Stored records
--- start ---
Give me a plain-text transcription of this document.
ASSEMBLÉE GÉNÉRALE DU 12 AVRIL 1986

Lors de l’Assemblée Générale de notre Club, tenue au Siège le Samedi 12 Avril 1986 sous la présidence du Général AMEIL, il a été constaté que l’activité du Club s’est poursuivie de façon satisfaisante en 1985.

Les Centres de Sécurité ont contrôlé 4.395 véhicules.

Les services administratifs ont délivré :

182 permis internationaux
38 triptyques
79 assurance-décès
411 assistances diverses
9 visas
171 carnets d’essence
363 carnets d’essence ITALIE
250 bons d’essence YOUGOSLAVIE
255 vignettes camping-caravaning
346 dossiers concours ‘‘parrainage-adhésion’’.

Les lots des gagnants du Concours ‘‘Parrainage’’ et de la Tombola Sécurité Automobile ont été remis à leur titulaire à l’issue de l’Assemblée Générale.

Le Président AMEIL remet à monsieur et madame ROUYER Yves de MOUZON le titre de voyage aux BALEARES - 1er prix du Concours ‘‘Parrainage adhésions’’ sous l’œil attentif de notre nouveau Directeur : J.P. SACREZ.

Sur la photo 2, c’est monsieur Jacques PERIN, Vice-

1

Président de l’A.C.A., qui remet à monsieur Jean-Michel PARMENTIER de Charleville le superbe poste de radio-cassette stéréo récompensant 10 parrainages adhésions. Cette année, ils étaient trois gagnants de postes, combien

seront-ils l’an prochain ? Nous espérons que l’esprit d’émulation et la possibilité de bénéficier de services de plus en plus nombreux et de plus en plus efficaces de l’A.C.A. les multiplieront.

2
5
--- end ---
Lines holding the word "AMEIL" should be counted across the entries; state only how many there are.

▶ **Written solution**
2